Problems and tasks:
1. In the newspaper column, can you restate the stretch from "Mutterings, by Orrin" through "the school cafeteria.", swapping "Stryker" for "Liberty Center"?
2. What figures does the newspaper column give for the number of women in public office?
3. How many tax issues will Fulton County voters face in November, according to the newspaper column?

----- Text block -----

Maumee Guidance Center approved preliminary plans for a $30,000 clinic building. The board signed a 99- year lease with Defiance city council for use of a portion of the old hospital grounds for the clinic site.
Fulton County voters will face 14 tax issues when they go to the polls in November.
Archbold firemen will serve a chicken barbecue and fish fry in the Ruihley Park Pavilion Friday before the Archbold-Napoleon football game.
Mutterings, by Orrin R. Taylor–The number of women in public office is increasing: 17 members of Congress; 347 state legislatures; 20,000 county offices…. The divorce rate might go down if, instead of marrying for better or worse, young people would try to marry for good…. The man who is absolutely certain that his way of thinking is the only right way is usually too stubborn to progress.
Seventy-Five Years Ago
Wednesday, Sept. 25, 1935
A third well is being drilled at Stryker to find a satisfactory drinking water supply for its municipal system. It is being drilled on the Stuckey property, north of Stryker.
The annual faculty dinner was held Friday evening so teachers could meet parents at the school cafeteria.

----- Extracted entries -----

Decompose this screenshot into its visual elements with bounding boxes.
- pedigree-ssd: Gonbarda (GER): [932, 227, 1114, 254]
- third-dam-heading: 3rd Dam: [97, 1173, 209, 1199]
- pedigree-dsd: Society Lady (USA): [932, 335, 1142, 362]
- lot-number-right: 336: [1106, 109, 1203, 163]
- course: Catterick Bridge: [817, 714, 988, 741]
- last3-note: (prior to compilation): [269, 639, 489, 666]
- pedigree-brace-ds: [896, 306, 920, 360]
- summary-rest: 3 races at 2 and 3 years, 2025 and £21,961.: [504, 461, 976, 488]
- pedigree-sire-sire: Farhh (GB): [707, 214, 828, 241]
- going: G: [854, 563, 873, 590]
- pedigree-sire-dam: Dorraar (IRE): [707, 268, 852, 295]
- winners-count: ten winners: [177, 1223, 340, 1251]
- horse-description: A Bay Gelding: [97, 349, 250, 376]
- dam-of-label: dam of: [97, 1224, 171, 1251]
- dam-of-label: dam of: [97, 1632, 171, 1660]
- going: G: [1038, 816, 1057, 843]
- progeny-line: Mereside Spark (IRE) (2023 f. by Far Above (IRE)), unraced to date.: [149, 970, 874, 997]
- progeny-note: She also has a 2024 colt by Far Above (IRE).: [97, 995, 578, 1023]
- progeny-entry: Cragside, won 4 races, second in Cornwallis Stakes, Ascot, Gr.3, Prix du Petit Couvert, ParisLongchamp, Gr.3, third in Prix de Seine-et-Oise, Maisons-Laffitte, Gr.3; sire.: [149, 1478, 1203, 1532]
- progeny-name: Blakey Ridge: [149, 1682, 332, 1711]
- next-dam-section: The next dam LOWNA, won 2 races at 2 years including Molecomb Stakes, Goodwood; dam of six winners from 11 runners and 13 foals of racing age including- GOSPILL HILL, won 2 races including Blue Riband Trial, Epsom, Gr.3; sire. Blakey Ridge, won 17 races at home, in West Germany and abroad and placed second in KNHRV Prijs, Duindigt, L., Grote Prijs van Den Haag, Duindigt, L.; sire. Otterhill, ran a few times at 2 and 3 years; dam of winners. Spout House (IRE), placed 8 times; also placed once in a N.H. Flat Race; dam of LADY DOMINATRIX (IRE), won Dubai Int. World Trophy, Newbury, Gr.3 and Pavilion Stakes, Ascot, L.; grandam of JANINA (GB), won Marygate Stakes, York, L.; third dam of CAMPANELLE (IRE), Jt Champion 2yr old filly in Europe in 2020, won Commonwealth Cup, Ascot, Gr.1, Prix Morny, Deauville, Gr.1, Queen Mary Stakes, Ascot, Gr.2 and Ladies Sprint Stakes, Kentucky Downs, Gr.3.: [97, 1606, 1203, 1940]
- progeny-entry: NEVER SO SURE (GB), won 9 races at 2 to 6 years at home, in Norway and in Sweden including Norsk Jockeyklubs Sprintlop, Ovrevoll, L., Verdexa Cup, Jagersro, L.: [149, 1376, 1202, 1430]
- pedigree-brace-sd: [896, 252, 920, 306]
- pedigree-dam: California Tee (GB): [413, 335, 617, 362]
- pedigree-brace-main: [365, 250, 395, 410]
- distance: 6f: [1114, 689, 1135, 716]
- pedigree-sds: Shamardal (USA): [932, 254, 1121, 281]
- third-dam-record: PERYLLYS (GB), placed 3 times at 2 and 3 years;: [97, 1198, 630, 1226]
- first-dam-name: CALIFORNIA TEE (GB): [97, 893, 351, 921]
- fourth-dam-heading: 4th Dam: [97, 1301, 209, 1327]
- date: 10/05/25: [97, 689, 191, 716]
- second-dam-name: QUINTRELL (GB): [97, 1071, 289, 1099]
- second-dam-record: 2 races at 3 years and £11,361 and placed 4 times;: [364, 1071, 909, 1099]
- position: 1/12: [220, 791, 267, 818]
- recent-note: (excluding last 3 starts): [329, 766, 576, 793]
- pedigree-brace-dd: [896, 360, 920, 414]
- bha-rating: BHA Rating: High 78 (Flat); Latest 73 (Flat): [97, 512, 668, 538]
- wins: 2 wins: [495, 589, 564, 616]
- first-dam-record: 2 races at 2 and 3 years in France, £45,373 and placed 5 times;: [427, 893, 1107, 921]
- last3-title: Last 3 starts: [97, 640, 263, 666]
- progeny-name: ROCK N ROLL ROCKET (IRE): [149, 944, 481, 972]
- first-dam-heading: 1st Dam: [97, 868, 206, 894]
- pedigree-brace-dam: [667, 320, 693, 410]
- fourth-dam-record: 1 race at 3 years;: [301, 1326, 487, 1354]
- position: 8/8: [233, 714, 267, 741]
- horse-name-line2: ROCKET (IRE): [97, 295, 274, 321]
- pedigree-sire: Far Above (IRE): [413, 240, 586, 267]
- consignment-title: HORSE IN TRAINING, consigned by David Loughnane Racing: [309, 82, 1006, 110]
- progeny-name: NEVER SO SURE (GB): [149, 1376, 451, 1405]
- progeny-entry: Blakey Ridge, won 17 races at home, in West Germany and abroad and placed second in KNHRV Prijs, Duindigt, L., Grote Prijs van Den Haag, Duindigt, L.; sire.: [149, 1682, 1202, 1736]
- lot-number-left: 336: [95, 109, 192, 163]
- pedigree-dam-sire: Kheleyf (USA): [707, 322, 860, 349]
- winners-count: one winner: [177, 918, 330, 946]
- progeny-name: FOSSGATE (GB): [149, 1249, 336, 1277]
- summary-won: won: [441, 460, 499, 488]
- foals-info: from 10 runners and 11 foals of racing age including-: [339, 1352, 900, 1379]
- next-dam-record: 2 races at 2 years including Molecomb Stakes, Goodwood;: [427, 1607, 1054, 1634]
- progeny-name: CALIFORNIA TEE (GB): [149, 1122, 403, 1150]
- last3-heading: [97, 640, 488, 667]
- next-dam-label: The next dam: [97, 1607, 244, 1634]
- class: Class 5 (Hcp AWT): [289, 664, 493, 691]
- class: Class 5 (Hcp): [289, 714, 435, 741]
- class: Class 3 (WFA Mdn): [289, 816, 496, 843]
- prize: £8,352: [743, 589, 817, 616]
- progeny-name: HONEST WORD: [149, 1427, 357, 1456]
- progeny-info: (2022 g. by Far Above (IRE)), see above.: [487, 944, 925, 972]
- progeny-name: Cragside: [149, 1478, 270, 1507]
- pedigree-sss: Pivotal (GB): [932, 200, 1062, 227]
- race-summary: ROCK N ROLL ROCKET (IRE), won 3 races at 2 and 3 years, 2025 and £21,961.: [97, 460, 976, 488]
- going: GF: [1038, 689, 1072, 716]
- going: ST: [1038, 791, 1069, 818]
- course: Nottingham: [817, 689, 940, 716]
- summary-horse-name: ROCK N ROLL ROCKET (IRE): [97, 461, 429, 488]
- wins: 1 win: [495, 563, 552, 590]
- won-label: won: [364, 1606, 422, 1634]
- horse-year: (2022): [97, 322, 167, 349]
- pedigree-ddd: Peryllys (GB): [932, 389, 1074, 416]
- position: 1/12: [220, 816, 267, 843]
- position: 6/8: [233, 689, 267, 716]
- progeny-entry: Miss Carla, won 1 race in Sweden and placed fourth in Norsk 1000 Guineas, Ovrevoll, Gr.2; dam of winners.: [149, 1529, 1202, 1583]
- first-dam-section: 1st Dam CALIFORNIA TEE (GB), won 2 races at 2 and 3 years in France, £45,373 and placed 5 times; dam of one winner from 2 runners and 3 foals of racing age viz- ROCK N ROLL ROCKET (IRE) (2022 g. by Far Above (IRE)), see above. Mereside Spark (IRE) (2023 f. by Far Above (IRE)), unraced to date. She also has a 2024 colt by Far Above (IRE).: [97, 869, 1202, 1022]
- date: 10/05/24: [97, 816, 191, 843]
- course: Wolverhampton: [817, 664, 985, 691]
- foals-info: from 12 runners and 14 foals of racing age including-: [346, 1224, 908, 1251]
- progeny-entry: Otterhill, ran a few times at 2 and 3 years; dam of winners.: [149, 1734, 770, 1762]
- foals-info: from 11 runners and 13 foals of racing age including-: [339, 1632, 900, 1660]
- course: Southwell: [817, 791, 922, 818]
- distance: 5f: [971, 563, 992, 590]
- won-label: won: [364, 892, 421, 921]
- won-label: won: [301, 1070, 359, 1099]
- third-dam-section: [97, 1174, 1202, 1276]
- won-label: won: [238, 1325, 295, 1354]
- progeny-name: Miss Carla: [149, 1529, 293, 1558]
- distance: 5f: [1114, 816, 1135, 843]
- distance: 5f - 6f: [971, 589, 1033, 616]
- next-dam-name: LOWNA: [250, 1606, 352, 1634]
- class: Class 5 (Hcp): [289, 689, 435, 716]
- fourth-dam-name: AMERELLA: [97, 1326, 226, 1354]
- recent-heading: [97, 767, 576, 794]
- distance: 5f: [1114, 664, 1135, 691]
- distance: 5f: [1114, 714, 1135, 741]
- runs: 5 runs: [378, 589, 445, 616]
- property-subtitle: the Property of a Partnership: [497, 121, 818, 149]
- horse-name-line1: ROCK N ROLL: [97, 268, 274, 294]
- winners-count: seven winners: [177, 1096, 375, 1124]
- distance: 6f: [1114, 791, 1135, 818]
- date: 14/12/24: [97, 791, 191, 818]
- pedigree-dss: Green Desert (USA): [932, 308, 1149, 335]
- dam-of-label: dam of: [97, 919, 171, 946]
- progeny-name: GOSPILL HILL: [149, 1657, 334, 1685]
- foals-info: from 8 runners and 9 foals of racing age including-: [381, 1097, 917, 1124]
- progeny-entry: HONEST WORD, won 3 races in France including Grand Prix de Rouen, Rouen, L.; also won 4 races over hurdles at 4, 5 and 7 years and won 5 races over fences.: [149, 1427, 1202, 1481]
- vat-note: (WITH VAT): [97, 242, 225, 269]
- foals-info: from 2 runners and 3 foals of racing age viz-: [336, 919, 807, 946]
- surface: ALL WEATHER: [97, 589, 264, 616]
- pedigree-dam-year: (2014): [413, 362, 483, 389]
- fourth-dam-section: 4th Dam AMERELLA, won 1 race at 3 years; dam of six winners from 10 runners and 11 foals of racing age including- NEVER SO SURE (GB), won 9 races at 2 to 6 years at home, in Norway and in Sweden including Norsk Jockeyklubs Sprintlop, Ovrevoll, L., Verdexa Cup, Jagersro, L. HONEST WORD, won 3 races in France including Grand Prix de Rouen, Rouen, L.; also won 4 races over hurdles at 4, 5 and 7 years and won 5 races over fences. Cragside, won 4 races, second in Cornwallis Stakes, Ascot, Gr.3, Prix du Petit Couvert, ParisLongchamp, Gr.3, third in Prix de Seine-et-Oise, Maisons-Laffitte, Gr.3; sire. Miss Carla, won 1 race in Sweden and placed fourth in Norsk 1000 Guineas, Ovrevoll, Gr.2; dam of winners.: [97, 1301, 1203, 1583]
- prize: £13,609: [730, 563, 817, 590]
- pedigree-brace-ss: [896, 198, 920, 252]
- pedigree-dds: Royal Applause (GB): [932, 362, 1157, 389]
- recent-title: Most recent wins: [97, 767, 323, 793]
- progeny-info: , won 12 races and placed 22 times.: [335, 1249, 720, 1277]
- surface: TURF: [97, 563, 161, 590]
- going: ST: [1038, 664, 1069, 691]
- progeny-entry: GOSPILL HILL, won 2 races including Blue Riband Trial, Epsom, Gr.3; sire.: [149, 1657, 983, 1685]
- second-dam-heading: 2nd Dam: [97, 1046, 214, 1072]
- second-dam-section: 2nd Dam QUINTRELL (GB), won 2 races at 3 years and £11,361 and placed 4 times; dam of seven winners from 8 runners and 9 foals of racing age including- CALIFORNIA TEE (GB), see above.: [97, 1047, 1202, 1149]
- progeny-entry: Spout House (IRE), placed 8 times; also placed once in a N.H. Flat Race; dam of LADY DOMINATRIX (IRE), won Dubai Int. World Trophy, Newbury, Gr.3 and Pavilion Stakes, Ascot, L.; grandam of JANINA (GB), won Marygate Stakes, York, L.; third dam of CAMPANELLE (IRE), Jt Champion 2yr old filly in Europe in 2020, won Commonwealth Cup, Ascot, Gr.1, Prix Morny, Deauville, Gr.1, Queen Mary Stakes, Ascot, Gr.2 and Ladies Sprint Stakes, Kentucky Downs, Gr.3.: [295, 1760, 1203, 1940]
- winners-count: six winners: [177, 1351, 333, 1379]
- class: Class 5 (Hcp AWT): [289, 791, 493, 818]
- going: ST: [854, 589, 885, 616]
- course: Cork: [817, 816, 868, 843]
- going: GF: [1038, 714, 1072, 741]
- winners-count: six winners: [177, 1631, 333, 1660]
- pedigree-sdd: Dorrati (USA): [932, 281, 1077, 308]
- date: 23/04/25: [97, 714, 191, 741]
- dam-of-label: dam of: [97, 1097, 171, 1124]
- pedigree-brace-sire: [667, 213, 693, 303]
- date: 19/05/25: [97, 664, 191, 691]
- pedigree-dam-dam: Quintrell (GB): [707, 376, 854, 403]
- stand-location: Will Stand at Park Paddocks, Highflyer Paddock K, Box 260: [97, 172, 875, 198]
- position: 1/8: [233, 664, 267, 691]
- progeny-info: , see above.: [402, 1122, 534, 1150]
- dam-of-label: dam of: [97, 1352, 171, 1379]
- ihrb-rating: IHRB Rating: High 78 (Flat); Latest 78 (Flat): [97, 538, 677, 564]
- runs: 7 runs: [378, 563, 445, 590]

-----

Written answers:
1.
Mutterings, by Orrin R. Taylor–The number of women in public office is increasing: 17 members of Congress; 347 state legislatures; 20,000 county offices…. The divorce rate might go down if, instead of marrying for better or worse, young people would try to marry for good…. The man who is absolutely certain that his way of thinking is the only right way is usually too stubborn to progress.
Seventy-Five Years Ago
Wednesday, Sept. 25, 1935
A third well is being drilled at Liberty Center to find a satisfactory drinking water supply for its municipal system. It is being drilled on the Stuckey property, north of Liberty Center.
The annual faculty dinner was held Friday evening so teachers could meet parents at the school cafeteria.

2. 17 members of Congress; 347 state legislatures; 20,000 county offices

3. 14